───── Given entries ─────

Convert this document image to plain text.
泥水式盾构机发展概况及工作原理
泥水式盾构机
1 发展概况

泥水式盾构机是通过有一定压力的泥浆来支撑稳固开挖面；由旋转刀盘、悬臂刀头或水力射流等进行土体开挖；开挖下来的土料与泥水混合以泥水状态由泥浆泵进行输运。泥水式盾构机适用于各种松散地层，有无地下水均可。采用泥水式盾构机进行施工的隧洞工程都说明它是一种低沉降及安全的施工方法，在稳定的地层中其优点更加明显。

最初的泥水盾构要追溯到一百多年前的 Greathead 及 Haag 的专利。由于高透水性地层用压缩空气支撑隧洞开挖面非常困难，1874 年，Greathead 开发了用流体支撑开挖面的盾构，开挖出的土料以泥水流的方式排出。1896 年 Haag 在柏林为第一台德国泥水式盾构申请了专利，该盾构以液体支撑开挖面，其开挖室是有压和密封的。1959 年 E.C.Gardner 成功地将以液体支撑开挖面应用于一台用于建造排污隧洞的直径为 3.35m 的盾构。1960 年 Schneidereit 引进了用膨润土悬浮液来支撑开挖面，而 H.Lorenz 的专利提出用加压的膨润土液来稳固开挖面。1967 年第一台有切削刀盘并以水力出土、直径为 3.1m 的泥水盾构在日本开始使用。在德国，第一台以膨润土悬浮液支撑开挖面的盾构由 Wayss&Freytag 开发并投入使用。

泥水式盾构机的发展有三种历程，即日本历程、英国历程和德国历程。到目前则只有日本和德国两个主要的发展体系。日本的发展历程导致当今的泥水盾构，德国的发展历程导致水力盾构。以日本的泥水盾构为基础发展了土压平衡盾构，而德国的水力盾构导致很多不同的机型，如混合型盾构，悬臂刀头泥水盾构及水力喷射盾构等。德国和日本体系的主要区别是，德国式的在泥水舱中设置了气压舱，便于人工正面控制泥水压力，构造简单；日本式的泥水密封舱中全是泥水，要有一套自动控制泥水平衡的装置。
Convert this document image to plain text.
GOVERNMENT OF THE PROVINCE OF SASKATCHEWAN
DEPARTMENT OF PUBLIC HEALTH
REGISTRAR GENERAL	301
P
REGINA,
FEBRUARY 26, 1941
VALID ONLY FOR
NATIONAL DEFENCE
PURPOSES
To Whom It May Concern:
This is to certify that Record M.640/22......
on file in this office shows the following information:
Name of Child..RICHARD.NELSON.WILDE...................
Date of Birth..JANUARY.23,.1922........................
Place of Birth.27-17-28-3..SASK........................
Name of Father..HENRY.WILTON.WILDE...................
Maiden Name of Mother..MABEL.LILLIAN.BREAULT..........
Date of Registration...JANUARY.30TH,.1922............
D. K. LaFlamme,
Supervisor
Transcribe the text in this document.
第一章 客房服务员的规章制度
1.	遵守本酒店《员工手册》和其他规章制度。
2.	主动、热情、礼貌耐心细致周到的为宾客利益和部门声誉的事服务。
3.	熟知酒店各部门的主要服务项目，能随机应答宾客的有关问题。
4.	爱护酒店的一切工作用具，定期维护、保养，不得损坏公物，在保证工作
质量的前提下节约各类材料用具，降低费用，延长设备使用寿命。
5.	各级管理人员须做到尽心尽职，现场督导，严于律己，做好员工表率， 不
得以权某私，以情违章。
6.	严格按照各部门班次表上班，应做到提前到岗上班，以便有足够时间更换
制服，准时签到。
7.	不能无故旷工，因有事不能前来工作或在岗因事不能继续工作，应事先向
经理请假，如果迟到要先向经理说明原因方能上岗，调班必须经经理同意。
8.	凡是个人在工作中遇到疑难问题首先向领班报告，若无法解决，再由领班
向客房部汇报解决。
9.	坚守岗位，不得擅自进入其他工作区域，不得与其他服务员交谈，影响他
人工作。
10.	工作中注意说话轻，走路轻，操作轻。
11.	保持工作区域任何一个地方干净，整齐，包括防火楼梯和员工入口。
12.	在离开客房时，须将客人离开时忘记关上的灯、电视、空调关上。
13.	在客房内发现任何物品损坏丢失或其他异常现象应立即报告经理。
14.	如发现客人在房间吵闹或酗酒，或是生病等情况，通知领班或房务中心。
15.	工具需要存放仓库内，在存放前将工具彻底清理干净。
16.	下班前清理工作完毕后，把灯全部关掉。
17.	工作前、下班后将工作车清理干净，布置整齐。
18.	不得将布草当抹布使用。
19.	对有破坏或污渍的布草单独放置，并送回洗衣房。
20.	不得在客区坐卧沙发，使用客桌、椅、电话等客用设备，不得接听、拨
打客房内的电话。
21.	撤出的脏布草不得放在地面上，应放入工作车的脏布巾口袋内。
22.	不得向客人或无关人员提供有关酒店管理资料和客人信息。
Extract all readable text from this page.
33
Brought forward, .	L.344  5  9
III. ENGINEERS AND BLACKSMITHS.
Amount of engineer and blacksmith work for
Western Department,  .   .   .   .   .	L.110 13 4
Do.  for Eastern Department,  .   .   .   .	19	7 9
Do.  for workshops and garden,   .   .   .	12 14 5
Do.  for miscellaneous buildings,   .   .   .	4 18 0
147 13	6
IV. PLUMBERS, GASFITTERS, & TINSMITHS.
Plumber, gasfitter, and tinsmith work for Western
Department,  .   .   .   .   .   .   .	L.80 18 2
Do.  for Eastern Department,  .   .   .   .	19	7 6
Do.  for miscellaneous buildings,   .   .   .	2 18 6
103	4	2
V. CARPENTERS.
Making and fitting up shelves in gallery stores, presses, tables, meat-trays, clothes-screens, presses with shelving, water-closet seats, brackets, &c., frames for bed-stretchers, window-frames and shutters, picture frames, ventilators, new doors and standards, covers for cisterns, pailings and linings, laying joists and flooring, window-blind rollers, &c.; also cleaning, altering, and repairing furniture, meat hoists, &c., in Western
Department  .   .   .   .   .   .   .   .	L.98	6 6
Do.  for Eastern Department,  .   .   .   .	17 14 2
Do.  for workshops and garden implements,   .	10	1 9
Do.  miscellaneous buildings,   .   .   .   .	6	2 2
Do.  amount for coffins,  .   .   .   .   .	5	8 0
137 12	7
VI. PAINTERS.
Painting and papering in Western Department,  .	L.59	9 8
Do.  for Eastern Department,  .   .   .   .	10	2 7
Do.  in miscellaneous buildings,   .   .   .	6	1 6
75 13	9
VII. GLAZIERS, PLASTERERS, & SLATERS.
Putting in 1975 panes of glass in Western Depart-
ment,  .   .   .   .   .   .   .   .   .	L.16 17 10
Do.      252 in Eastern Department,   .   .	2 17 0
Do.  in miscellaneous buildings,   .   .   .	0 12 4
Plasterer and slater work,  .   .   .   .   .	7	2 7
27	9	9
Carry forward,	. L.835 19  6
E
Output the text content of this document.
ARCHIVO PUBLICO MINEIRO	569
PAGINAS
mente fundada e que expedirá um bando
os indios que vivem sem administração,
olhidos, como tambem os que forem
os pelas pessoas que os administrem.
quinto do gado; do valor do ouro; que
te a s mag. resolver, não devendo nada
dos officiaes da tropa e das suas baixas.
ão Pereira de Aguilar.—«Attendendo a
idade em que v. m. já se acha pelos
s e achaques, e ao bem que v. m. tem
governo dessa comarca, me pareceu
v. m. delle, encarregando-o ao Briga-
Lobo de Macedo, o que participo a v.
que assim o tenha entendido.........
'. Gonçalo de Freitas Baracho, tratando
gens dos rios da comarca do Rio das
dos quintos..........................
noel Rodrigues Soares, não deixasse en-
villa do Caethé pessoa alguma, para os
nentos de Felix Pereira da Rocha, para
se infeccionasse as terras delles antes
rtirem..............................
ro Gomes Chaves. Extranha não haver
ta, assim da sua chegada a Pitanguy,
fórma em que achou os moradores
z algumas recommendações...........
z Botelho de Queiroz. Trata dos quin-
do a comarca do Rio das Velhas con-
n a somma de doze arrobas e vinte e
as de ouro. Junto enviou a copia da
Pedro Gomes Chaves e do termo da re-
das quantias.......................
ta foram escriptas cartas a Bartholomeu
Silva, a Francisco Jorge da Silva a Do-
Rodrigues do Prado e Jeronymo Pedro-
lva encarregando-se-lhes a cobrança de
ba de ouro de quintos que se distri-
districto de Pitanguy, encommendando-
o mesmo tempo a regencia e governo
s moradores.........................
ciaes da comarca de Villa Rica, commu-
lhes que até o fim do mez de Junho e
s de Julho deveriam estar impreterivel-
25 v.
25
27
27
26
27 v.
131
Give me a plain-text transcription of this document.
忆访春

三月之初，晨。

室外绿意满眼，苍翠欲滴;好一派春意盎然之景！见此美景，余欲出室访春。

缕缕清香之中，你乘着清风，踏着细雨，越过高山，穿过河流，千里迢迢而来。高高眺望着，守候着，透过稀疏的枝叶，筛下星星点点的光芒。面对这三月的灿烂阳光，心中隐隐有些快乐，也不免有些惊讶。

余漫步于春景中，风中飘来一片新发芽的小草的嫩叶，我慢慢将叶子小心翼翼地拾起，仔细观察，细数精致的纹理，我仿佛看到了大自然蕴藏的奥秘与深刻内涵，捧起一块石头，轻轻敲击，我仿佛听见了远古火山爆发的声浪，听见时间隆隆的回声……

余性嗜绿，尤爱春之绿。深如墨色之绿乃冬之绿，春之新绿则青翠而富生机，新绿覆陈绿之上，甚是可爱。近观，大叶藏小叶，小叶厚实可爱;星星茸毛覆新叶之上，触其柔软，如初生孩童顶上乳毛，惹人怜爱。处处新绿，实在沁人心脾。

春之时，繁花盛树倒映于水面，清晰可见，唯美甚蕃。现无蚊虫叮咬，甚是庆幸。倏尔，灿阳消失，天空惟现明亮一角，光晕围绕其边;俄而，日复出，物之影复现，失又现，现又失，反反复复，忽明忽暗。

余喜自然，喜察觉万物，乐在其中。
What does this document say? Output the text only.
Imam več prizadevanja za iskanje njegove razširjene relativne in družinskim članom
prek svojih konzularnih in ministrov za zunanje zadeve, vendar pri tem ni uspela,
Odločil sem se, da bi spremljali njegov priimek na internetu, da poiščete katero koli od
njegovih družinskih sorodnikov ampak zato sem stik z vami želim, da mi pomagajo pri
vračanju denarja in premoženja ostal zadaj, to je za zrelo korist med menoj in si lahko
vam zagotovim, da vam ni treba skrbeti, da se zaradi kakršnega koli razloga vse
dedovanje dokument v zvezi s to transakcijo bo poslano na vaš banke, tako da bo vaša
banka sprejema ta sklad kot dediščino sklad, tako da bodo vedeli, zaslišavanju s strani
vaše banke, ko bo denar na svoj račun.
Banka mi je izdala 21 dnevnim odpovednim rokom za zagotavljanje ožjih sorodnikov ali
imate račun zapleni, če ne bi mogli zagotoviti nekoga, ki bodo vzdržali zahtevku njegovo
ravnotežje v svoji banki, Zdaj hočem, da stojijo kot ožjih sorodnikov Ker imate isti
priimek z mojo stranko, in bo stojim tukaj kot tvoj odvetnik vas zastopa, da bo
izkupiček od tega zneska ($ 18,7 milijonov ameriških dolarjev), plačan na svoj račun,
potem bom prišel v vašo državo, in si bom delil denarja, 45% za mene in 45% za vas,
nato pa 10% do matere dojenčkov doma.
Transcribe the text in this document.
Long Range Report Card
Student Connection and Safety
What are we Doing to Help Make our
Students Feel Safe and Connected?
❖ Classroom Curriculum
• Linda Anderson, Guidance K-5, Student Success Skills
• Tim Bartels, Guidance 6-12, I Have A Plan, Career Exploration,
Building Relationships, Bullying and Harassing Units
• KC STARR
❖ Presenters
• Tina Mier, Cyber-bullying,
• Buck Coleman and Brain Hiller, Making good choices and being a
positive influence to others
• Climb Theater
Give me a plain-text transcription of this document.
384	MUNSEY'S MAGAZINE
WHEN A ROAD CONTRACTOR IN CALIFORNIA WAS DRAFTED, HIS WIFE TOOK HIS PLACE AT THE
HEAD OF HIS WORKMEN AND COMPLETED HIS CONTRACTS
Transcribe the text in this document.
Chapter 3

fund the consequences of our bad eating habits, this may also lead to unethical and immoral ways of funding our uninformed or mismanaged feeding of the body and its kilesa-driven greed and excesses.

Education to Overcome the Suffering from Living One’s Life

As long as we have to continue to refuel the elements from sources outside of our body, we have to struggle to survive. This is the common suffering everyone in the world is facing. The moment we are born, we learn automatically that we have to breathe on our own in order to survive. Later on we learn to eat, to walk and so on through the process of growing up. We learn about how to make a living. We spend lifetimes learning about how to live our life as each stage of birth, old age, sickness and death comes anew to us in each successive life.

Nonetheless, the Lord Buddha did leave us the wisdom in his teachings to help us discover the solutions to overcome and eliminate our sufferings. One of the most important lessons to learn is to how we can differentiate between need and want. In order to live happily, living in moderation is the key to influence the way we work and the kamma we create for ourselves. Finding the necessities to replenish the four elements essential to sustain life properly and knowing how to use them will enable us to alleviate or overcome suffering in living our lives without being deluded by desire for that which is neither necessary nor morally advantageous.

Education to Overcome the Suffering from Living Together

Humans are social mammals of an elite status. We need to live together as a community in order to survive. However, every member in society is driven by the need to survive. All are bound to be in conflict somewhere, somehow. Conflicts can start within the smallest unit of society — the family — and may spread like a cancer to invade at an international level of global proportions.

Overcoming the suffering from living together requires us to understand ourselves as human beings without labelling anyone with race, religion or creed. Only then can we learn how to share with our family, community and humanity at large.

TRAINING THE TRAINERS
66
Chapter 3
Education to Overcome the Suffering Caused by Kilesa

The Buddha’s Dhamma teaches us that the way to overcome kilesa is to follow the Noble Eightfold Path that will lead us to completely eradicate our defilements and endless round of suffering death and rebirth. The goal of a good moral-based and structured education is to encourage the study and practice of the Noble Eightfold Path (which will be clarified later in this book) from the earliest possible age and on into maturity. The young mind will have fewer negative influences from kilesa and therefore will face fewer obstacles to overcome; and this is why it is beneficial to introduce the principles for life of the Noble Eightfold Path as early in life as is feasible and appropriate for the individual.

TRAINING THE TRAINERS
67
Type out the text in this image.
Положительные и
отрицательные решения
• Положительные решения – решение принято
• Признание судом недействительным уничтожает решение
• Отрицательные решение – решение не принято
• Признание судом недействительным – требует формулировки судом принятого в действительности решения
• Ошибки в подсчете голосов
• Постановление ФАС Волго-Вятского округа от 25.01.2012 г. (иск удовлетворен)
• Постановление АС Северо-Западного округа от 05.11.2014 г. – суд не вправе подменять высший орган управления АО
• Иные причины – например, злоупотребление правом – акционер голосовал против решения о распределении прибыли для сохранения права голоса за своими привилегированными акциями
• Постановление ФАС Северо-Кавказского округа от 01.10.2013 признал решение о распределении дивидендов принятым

─────

**Aim of the exercise**
Keep only the lines that hold the string "Making", and copy them out.

**Response for this exercise**
Making and fitting up shelves in gallery stores, presses, tables, meat-trays, clothes-screens, presses with shelving, water-closet seats, brackets, &c., frames for bed-stretchers, window-frames and shutters, picture frames, ventilators, new doors and standards, covers for cisterns, pailings and linings, laying joists and flooring, window-blind rollers, &c.; also cleaning, altering, and repairing furniture, meat hoists, &c., in Western
• Buck Coleman and Brain Hiller, Making good choices and being a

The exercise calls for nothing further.